▶ _YOUR INSTRUCTIONS_:
Would it be possible to write out each entry below exactly, without the pictures?

[Saved entries]
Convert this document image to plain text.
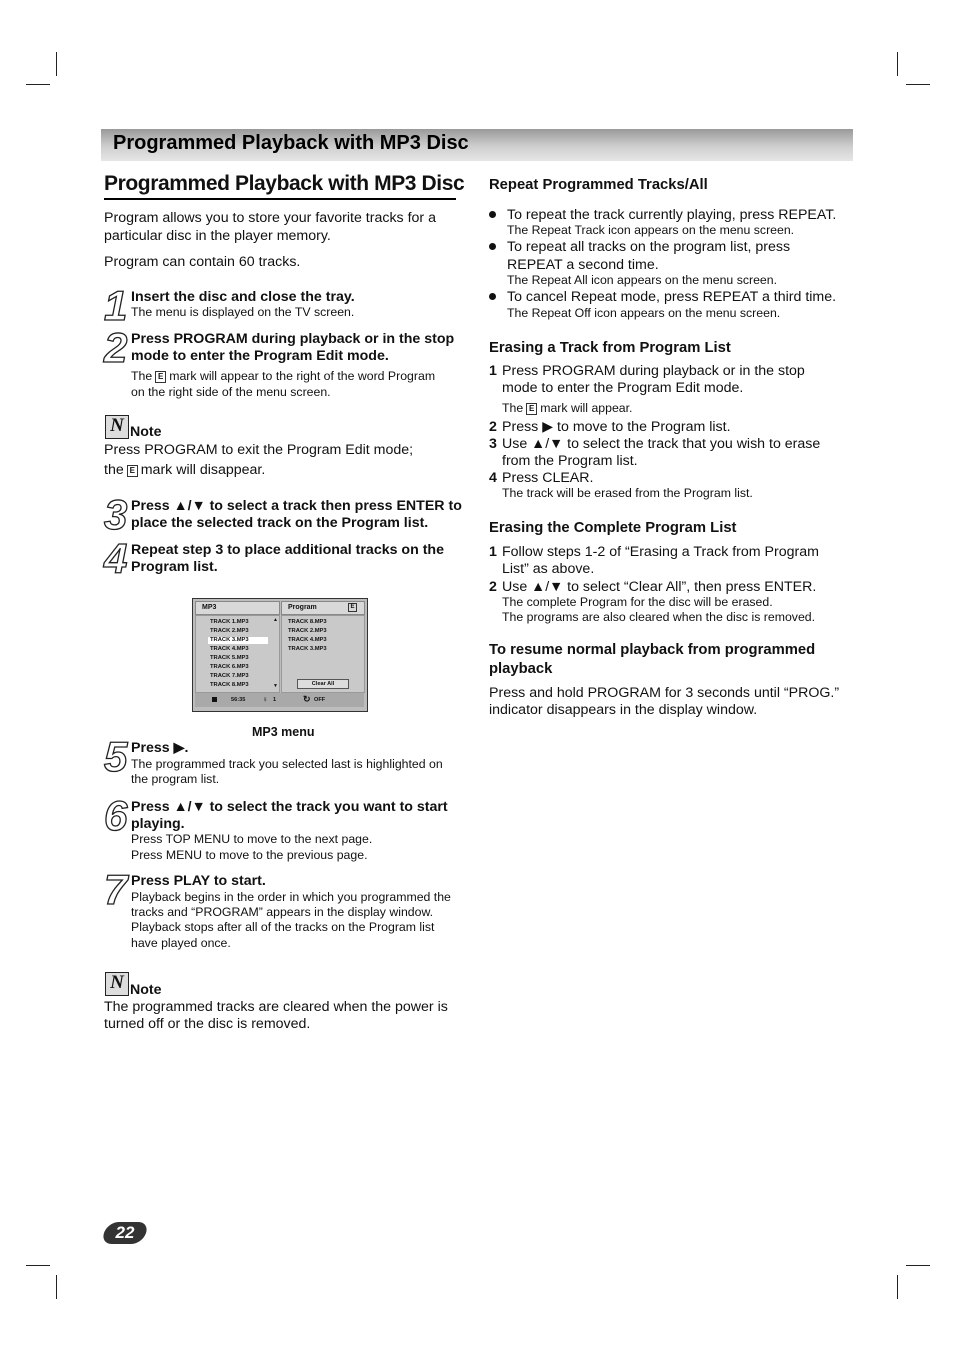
Programmed Playback with MP3 Disc
Programmed Playback with MP3 Disc
Program allows you to store your favorite tracks for a
particular disc in the player memory.
Program can contain 60 tracks.
1 Insert the disc and close the tray.
The menu is displayed on the TV screen.
2 Press PROGRAM during playback or in the stop
mode to enter the Program Edit mode.
The E mark will appear to the right of the word Program
on the right side of the menu screen.
N Note
Press PROGRAM to exit the Program Edit mode;
the E mark will disappear.
3 Press ▲/▼ to select a track then press ENTER to
place the selected track on the Program list.
4 Repeat step 3 to place additional tracks on the
Program list.
MP3	Program	E
TRACK 1.MP3
TRACK 2.MP3
TRACK 3.MP3
TRACK 4.MP3
TRACK 5.MP3
TRACK 6.MP3
TRACK 7.MP3
TRACK 8.MP3
▲
▼
TRACK 8.MP3
TRACK 2.MP3
TRACK 4.MP3
TRACK 3.MP3
Clear All
56:35 ♀ 1	↻ OFF
MP3 menu
5 Press ▶.
The programmed track you selected last is highlighted on
the program list.
6 Press ▲/▼ to select the track you want to start
playing.
Press TOP MENU to move to the next page.
Press MENU to move to the previous page.
7 Press PLAY to start.
Playback begins in the order in which you programmed the
tracks and “PROGRAM” appears in the display window.
Playback stops after all of the tracks on the Program list
have played once.
N Note
The programmed tracks are cleared when the power is
turned off or the disc is removed.
Repeat Programmed Tracks/All
To repeat the track currently playing, press REPEAT.
The Repeat Track icon appears on the menu screen.
To repeat all tracks on the program list, press
REPEAT a second time.
The Repeat All icon appears on the menu screen.
To cancel Repeat mode, press REPEAT a third time.
The Repeat Off icon appears on the menu screen.
Erasing a Track from Program List
1 Press PROGRAM during playback or in the stop
mode to enter the Program Edit mode.
The E mark will appear.
2 Press ▶ to move to the Program list.
3 Use ▲/▼ to select the track that you wish to erase
from the Program list.
4 Press CLEAR.
The track will be erased from the Program list.
Erasing the Complete Program List
1 Follow steps 1-2 of “Erasing a Track from Program
List” as above.
2 Use ▲/▼ to select “Clear All”, then press ENTER.
The complete Program for the disc will be erased.
The programs are also cleared when the disc is removed.
To resume normal playback from programmed
playback
Press and hold PROGRAM for 3 seconds until “PROG.”
indicator disappears in the display window.
22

▶ _COMPLETE RESPONSE_:
Convert this document image to plain text.
Programmed Playback with MP3 Disc
Programmed Playback with MP3 Disc
Program allows you to store your favorite tracks for a
particular disc in the player memory.
Program can contain 60 tracks.
1 Insert the disc and close the tray.
The menu is displayed on the TV screen.
2 Press PROGRAM during playback or in the stop
mode to enter the Program Edit mode.
The E mark will appear to the right of the word Program
on the right side of the menu screen.
N Note
Press PROGRAM to exit the Program Edit mode;
the E mark will disappear.
3 Press ▲/▼ to select a track then press ENTER to
place the selected track on the Program list.
4 Repeat step 3 to place additional tracks on the
Program list.
MP3	Program	E
TRACK 1.MP3
TRACK 2.MP3
TRACK 3.MP3
TRACK 4.MP3
TRACK 5.MP3
TRACK 6.MP3
TRACK 7.MP3
TRACK 8.MP3
▲
▼
TRACK 8.MP3
TRACK 2.MP3
TRACK 4.MP3
TRACK 3.MP3
Clear All
56:35 ♀ 1	↻ OFF
MP3 menu
5 Press ▶.
The programmed track you selected last is highlighted on
the program list.
6 Press ▲/▼ to select the track you want to start
playing.
Press TOP MENU to move to the next page.
Press MENU to move to the previous page.
7 Press PLAY to start.
Playback begins in the order in which you programmed the
tracks and “PROGRAM” appears in the display window.
Playback stops after all of the tracks on the Program list
have played once.
N Note
The programmed tracks are cleared when the power is
turned off or the disc is removed.
Repeat Programmed Tracks/All
To repeat the track currently playing, press REPEAT.
The Repeat Track icon appears on the menu screen.
To repeat all tracks on the program list, press
REPEAT a second time.
The Repeat All icon appears on the menu screen.
To cancel Repeat mode, press REPEAT a third time.
The Repeat Off icon appears on the menu screen.
Erasing a Track from Program List
1 Press PROGRAM during playback or in the stop
mode to enter the Program Edit mode.
The E mark will appear.
2 Press ▶ to move to the Program list.
3 Use ▲/▼ to select the track that you wish to erase
from the Program list.
4 Press CLEAR.
The track will be erased from the Program list.
Erasing the Complete Program List
1 Follow steps 1-2 of “Erasing a Track from Program
List” as above.
2 Use ▲/▼ to select “Clear All”, then press ENTER.
The complete Program for the disc will be erased.
The programs are also cleared when the disc is removed.
To resume normal playback from programmed
playback
Press and hold PROGRAM for 3 seconds until “PROG.”
indicator disappears in the display window.
22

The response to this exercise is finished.